EXERCISE: Write out the Derek Mahon review again starting at "Demanding that I" and ending at "of good prevails.", swapping "Belfast" for "Dublin".

Derek Mahon: A Rage for Order


The following review was written in 2012 on the publication of Derek Mahon’s New Collected Poems. It was originally commissioned by Rory Waterman and published in New Walk Magazine. It is to be hoped that before too long his publisher, the excellent Gallery Press, will bring out an updated volume of all Mahon’s poetry.


Derek Mahon’s New Collected Poems reviewed by David Cooke in 2012

New Collected Poems Derek Mahon. The Gallery Press. 2011. Paperback. 592 pages.
ISBN: 978 1 85235 512 8

Derek Mahon first made his name as a poet in the late 1960s as part of that remarkable efflorescence of poetic activity which coincided with the start of the Troubles in Northern Ireland. The media spotlight that was an inevitable part of these tragic circumstances may well have brought the work of Mahon and his contemporaries to a wider audience. However, less welcome was the assumption that their work was somehow a product of these circumstances. Even more frustrating were expectations that the poets should be self consciously ‘responding’ to a political situation. Seamus Heaney famously entitled a poem ‘Whatever You Say Say Nothing’ in response to ‘an English journalist in search of ‘views / on the Irish thing.’’ Mahon, also, in his poem ‘The Last of the Fire Kings’ states bluntly: ‘I am / Through with history – / Who lives by the sword // Dies by the sword’. Nonetheless, however much his poem’s protagonist might wish to pursue his vision of ‘Perfecting my cold dream / Of a place out of time, / A palace of porcelain’, there is a hint also that such aestheticism is a form of evasion:

But the fire-loving
People, rightly perhaps,
Will not countenance this,

Demanding that I inhabit,
Like them, a world of
Sirens, bin-lids
And bricked-up windows –

In ‘Afterlives’, another poem from the 70s, Mahon describes his feelings on returning to Belfast after several years working in London. Evoking a world where ‘the orators yap, and the guns / Go off in a back street;’ he expresses his pious hope

That in our time these things
Will amaze the literate children
In their non-sectarian schools
And the dark places be
Ablaze with love and poetry
When the power of good prevails.

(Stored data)

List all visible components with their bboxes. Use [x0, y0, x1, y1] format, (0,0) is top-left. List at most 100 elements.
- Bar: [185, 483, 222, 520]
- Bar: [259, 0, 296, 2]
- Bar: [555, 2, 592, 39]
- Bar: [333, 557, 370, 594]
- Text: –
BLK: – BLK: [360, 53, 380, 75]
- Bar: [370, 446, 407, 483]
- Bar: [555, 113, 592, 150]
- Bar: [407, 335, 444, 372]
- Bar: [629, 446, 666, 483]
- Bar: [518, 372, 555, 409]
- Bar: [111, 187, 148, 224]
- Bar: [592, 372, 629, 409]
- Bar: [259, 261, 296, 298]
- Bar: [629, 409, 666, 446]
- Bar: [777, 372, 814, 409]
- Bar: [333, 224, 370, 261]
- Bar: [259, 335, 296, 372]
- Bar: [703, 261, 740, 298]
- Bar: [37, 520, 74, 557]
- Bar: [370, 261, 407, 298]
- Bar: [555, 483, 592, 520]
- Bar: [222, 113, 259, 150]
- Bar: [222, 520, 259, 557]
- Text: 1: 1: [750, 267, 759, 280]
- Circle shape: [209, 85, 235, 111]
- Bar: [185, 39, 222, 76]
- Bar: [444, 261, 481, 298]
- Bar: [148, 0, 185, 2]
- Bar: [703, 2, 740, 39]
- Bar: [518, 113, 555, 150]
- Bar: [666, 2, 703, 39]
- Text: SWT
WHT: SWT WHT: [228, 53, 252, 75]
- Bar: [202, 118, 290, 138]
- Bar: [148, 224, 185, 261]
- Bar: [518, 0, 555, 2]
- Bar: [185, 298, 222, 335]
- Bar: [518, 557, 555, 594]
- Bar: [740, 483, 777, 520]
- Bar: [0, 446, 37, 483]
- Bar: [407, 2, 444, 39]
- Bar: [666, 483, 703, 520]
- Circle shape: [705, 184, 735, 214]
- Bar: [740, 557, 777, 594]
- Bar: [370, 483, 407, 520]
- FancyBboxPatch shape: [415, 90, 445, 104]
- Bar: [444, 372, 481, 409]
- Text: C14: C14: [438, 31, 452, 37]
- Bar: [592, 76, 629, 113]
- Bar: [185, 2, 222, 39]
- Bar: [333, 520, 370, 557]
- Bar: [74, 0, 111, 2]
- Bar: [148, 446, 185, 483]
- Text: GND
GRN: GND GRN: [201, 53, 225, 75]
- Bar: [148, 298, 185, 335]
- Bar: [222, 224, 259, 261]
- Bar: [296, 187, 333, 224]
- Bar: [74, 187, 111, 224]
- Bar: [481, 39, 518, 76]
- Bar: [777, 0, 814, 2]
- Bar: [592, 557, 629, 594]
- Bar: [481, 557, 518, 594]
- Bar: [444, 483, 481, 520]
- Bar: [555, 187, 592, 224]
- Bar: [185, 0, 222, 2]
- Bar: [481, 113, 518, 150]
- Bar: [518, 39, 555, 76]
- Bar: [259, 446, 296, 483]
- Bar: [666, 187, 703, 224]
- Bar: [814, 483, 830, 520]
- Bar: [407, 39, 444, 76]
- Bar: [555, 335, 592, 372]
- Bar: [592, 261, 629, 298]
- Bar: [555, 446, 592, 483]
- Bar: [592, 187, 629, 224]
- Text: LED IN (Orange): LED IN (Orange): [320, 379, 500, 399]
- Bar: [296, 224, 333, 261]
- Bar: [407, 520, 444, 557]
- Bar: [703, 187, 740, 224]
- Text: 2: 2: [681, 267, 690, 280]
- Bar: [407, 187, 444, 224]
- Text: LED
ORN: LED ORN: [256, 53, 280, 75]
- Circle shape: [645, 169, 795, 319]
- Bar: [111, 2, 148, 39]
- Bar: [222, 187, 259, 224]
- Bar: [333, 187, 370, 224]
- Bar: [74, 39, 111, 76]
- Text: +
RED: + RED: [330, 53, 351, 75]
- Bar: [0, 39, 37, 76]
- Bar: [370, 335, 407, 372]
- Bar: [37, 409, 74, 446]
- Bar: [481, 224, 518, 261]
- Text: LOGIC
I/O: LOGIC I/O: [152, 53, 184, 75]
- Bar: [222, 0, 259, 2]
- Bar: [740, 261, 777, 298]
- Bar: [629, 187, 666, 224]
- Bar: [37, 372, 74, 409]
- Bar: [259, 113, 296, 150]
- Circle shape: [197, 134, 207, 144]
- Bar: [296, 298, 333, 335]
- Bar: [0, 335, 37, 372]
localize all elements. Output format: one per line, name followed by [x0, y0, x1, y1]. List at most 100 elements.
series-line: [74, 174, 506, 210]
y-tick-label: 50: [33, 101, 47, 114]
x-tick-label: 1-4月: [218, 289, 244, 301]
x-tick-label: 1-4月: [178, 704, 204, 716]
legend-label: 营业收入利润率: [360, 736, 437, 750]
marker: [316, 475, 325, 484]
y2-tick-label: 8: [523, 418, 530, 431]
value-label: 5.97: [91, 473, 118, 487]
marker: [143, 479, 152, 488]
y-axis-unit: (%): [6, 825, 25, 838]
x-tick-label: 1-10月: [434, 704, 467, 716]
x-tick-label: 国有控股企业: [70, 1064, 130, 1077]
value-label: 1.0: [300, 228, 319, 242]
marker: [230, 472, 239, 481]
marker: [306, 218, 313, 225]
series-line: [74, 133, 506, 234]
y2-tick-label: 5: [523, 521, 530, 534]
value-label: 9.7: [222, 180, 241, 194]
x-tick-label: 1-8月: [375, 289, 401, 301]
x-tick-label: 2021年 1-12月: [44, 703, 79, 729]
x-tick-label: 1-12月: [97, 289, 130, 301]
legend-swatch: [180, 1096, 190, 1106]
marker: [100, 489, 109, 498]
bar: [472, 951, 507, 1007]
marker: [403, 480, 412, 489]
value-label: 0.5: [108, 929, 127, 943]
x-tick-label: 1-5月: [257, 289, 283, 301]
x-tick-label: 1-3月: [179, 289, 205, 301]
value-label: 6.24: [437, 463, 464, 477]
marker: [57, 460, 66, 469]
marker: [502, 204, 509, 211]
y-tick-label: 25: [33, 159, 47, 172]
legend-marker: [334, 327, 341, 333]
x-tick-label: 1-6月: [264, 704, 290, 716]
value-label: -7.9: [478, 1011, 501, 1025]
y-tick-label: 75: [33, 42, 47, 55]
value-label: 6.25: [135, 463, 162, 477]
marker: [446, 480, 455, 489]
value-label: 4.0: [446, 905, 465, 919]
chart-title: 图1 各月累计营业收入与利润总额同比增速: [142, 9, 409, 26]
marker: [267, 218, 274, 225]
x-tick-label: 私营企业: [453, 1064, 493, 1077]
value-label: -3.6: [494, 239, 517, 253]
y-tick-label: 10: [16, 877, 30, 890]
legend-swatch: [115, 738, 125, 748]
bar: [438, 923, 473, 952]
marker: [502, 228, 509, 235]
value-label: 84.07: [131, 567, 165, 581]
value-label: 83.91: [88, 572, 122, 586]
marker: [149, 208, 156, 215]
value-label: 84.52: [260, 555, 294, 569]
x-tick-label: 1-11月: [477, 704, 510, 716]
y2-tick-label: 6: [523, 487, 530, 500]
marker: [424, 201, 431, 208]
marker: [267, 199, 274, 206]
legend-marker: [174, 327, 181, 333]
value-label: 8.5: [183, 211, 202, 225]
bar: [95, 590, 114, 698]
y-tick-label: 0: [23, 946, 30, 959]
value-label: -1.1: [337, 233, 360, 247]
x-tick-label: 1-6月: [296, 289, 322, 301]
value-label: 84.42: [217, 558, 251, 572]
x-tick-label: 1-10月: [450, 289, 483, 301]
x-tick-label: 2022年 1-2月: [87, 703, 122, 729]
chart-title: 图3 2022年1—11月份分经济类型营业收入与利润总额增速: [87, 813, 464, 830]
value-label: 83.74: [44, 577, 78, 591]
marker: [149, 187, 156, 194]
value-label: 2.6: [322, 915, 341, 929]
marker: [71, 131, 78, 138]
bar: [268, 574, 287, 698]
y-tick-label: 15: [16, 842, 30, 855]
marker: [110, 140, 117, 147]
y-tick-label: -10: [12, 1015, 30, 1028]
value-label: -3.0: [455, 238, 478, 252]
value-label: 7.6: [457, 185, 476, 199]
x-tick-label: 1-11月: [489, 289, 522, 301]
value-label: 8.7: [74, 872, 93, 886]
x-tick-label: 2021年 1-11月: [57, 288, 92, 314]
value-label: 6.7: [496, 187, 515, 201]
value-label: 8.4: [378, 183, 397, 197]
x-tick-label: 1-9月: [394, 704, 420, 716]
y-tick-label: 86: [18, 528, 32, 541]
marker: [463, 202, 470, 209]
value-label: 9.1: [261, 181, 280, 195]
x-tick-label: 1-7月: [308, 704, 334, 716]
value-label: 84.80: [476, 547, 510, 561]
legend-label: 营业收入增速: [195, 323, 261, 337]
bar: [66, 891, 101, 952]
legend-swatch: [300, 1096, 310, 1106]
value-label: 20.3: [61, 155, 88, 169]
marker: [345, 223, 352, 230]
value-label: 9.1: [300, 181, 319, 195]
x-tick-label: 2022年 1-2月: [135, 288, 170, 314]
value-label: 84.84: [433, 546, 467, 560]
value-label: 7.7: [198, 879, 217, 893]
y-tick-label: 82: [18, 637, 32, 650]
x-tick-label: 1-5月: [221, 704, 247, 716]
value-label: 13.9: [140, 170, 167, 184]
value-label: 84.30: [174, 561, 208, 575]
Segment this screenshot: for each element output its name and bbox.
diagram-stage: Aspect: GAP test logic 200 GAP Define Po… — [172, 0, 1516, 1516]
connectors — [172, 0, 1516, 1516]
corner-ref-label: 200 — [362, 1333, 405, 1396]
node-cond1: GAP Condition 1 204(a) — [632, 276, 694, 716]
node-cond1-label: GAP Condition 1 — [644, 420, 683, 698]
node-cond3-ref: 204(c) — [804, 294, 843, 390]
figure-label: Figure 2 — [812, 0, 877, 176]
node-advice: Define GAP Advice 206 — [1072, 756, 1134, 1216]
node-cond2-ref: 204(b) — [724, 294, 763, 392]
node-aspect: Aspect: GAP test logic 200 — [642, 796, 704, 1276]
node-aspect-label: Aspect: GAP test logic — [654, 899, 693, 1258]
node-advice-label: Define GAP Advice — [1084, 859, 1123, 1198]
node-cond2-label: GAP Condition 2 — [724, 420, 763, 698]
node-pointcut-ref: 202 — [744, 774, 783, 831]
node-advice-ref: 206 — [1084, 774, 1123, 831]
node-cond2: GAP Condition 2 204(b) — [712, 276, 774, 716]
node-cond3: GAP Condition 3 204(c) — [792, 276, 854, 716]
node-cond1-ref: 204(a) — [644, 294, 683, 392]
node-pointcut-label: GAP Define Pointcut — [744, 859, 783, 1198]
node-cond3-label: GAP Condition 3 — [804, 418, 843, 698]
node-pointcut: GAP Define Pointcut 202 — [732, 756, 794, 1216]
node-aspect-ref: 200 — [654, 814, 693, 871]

SOLUTION TO THIS PROBLEM:
Demanding that I inhabit,
Like them, a world of
Sirens, bin-lids
And bricked-up windows –

In ‘Afterlives’, another poem from the 70s, Mahon describes his feelings on returning to Dublin after several years working in London. Evoking a world where ‘the orators yap, and the guns / Go off in a back street;’ he expresses his pious hope

That in our time these things
Will amaze the literate children
In their non-sectarian schools
And the dark places be
Ablaze with love and poetry
When the power of good prevails.